** Problem requirements **
Extract all of the entries and give them again, word for word.
---*---
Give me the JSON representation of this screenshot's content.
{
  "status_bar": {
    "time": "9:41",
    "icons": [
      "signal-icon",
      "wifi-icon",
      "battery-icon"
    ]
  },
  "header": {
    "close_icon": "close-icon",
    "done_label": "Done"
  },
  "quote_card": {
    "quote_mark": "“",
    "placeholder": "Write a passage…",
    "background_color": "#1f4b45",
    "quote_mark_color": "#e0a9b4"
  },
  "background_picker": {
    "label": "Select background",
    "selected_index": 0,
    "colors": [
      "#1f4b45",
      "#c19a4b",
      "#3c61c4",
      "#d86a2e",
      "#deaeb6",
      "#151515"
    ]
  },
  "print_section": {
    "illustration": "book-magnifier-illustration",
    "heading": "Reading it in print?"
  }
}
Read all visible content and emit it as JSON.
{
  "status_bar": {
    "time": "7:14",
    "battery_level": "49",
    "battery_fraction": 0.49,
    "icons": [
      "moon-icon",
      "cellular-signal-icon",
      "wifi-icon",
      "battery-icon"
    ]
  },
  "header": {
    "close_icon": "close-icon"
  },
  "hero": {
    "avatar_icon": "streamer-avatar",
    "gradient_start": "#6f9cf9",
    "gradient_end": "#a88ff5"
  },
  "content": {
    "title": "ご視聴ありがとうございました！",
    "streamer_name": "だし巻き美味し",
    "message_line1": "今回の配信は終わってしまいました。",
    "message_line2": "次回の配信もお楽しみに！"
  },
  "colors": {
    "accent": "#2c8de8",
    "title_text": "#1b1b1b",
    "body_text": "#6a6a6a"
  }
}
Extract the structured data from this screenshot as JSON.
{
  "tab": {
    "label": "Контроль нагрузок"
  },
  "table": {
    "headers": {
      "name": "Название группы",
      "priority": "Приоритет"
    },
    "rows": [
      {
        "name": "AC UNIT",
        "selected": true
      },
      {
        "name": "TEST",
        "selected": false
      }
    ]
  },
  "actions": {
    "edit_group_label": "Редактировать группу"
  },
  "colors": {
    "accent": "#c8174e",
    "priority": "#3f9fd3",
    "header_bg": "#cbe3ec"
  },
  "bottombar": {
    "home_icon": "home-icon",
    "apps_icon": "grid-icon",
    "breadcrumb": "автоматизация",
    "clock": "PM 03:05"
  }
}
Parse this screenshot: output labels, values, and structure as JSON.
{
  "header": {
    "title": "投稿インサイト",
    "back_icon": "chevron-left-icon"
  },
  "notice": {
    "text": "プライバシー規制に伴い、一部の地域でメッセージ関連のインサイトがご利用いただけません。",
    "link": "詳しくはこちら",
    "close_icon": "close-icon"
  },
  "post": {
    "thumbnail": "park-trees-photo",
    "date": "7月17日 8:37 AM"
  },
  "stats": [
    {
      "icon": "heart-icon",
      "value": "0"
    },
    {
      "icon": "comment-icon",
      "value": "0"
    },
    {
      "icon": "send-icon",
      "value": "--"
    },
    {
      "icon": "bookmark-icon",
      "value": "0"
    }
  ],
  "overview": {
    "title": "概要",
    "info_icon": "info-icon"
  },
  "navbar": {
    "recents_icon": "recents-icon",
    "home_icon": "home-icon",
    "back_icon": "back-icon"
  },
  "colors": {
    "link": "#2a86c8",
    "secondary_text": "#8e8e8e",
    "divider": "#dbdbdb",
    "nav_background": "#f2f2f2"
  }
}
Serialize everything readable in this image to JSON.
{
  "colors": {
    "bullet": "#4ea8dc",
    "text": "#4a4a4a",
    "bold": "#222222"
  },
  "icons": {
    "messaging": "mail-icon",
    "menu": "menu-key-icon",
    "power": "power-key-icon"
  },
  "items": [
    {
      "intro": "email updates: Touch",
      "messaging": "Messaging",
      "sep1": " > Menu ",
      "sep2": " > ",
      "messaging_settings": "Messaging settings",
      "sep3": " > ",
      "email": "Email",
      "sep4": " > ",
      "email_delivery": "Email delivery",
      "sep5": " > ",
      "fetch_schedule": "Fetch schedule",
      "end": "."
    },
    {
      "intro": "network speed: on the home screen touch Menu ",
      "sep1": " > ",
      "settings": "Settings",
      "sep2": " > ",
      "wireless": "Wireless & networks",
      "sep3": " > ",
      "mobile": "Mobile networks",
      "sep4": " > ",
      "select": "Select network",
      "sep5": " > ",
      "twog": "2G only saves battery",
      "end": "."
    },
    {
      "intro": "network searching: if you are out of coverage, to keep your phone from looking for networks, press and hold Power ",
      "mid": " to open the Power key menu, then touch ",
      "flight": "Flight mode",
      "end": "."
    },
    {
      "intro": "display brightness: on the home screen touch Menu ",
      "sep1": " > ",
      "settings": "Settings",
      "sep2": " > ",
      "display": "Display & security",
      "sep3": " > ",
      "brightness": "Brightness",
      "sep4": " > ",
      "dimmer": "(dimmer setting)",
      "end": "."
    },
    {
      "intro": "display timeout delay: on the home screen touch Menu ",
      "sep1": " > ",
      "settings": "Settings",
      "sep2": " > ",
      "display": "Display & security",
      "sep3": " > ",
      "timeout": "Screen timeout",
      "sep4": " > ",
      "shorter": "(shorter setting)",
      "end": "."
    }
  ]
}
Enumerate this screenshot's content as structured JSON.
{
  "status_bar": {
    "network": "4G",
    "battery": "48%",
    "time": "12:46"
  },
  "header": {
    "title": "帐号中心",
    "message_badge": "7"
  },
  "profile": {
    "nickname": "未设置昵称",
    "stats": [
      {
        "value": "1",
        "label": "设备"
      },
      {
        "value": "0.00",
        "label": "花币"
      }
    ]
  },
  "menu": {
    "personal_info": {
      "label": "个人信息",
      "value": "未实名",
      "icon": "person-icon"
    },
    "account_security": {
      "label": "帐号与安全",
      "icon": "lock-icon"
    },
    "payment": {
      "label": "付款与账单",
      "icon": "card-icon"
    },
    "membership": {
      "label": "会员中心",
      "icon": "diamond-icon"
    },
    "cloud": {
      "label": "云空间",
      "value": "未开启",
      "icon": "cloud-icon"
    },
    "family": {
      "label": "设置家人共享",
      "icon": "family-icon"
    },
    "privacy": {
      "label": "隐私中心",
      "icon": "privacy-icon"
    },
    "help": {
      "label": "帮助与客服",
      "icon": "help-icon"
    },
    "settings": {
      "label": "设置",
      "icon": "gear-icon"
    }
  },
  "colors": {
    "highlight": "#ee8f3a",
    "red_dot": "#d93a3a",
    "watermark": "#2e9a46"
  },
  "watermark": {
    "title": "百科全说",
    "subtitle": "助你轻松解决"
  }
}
---*---
** The completed task **
Give me the JSON representation of this screenshot's content.
{
  "status_bar": {
    "time": "9:41",
    "icons": [
      "signal-icon",
      "wifi-icon",
      "battery-icon"
    ]
  },
  "header": {
    "close_icon": "close-icon",
    "done_label": "Done"
  },
  "quote_card": {
    "quote_mark": "“",
    "placeholder": "Write a passage…",
    "background_color": "#1f4b45",
    "quote_mark_color": "#e0a9b4"
  },
  "background_picker": {
    "label": "Select background",
    "selected_index": 0,
    "colors": [
      "#1f4b45",
      "#c19a4b",
      "#3c61c4",
      "#d86a2e",
      "#deaeb6",
      "#151515"
    ]
  },
  "print_section": {
    "illustration": "book-magnifier-illustration",
    "heading": "Reading it in print?"
  }
}
Read all visible content and emit it as JSON.
{
  "status_bar": {
    "time": "7:14",
    "battery_level": "49",
    "battery_fraction": 0.49,
    "icons": [
      "moon-icon",
      "cellular-signal-icon",
      "wifi-icon",
      "battery-icon"
    ]
  },
  "header": {
    "close_icon": "close-icon"
  },
  "hero": {
    "avatar_icon": "streamer-avatar",
    "gradient_start": "#6f9cf9",
    "gradient_end": "#a88ff5"
  },
  "content": {
    "title": "ご視聴ありがとうございました！",
    "streamer_name": "だし巻き美味し",
    "message_line1": "今回の配信は終わってしまいました。",
    "message_line2": "次回の配信もお楽しみに！"
  },
  "colors": {
    "accent": "#2c8de8",
    "title_text": "#1b1b1b",
    "body_text": "#6a6a6a"
  }
}
Extract the structured data from this screenshot as JSON.
{
  "tab": {
    "label": "Контроль нагрузок"
  },
  "table": {
    "headers": {
      "name": "Название группы",
      "priority": "Приоритет"
    },
    "rows": [
      {
        "name": "AC UNIT",
        "selected": true
      },
      {
        "name": "TEST",
        "selected": false
      }
    ]
  },
  "actions": {
    "edit_group_label": "Редактировать группу"
  },
  "colors": {
    "accent": "#c8174e",
    "priority": "#3f9fd3",
    "header_bg": "#cbe3ec"
  },
  "bottombar": {
    "home_icon": "home-icon",
    "apps_icon": "grid-icon",
    "breadcrumb": "автоматизация",
    "clock": "PM 03:05"
  }
}
Parse this screenshot: output labels, values, and structure as JSON.
{
  "header": {
    "title": "投稿インサイト",
    "back_icon": "chevron-left-icon"
  },
  "notice": {
    "text": "プライバシー規制に伴い、一部の地域でメッセージ関連のインサイトがご利用いただけません。",
    "link": "詳しくはこちら",
    "close_icon": "close-icon"
  },
  "post": {
    "thumbnail": "park-trees-photo",
    "date": "7月17日 8:37 AM"
  },
  "stats": [
    {
      "icon": "heart-icon",
      "value": "0"
    },
    {
      "icon": "comment-icon",
      "value": "0"
    },
    {
      "icon": "send-icon",
      "value": "--"
    },
    {
      "icon": "bookmark-icon",
      "value": "0"
    }
  ],
  "overview": {
    "title": "概要",
    "info_icon": "info-icon"
  },
  "navbar": {
    "recents_icon": "recents-icon",
    "home_icon": "home-icon",
    "back_icon": "back-icon"
  },
  "colors": {
    "link": "#2a86c8",
    "secondary_text": "#8e8e8e",
    "divider": "#dbdbdb",
    "nav_background": "#f2f2f2"
  }
}
Serialize everything readable in this image to JSON.
{
  "colors": {
    "bullet": "#4ea8dc",
    "text": "#4a4a4a",
    "bold": "#222222"
  },
  "icons": {
    "messaging": "mail-icon",
    "menu": "menu-key-icon",
    "power": "power-key-icon"
  },
  "items": [
    {
      "intro": "email updates: Touch",
      "messaging": "Messaging",
      "sep1": " > Menu ",
      "sep2": " > ",
      "messaging_settings": "Messaging settings",
      "sep3": " > ",
      "email": "Email",
      "sep4": " > ",
      "email_delivery": "Email delivery",
      "sep5": " > ",
      "fetch_schedule": "Fetch schedule",
      "end": "."
    },
    {
      "intro": "network speed: on the home screen touch Menu ",
      "sep1": " > ",
      "settings": "Settings",
      "sep2": " > ",
      "wireless": "Wireless & networks",
      "sep3": " > ",
      "mobile": "Mobile networks",
      "sep4": " > ",
      "select": "Select network",
      "sep5": " > ",
      "twog": "2G only saves battery",
      "end": "."
    },
    {
      "intro": "network searching: if you are out of coverage, to keep your phone from looking for networks, press and hold Power ",
      "mid": " to open the Power key menu, then touch ",
      "flight": "Flight mode",
      "end": "."
    },
    {
      "intro": "display brightness: on the home screen touch Menu ",
      "sep1": " > ",
      "settings": "Settings",
      "sep2": " > ",
      "display": "Display & security",
      "sep3": " > ",
      "brightness": "Brightness",
      "sep4": " > ",
      "dimmer": "(dimmer setting)",
      "end": "."
    },
    {
      "intro": "display timeout delay: on the home screen touch Menu ",
      "sep1": " > ",
      "settings": "Settings",
      "sep2": " > ",
      "display": "Display & security",
      "sep3": " > ",
      "timeout": "Screen timeout",
      "sep4": " > ",
      "shorter": "(shorter setting)",
      "end": "."
    }
  ]
}
Enumerate this screenshot's content as structured JSON.
{
  "status_bar": {
    "network": "4G",
    "battery": "48%",
    "time": "12:46"
  },
  "header": {
    "title": "帐号中心",
    "message_badge": "7"
  },
  "profile": {
    "nickname": "未设置昵称",
    "stats": [
      {
        "value": "1",
        "label": "设备"
      },
      {
        "value": "0.00",
        "label": "花币"
      }
    ]
  },
  "menu": {
    "personal_info": {
      "label": "个人信息",
      "value": "未实名",
      "icon": "person-icon"
    },
    "account_security": {
      "label": "帐号与安全",
      "icon": "lock-icon"
    },
    "payment": {
      "label": "付款与账单",
      "icon": "card-icon"
    },
    "membership": {
      "label": "会员中心",
      "icon": "diamond-icon"
    },
    "cloud": {
      "label": "云空间",
      "value": "未开启",
      "icon": "cloud-icon"
    },
    "family": {
      "label": "设置家人共享",
      "icon": "family-icon"
    },
    "privacy": {
      "label": "隐私中心",
      "icon": "privacy-icon"
    },
    "help": {
      "label": "帮助与客服",
      "icon": "help-icon"
    },
    "settings": {
      "label": "设置",
      "icon": "gear-icon"
    }
  },
  "colors": {
    "highlight": "#ee8f3a",
    "red_dot": "#d93a3a",
    "watermark": "#2e9a46"
  },
  "watermark": {
    "title": "百科全说",
    "subtitle": "助你轻松解决"
  }
}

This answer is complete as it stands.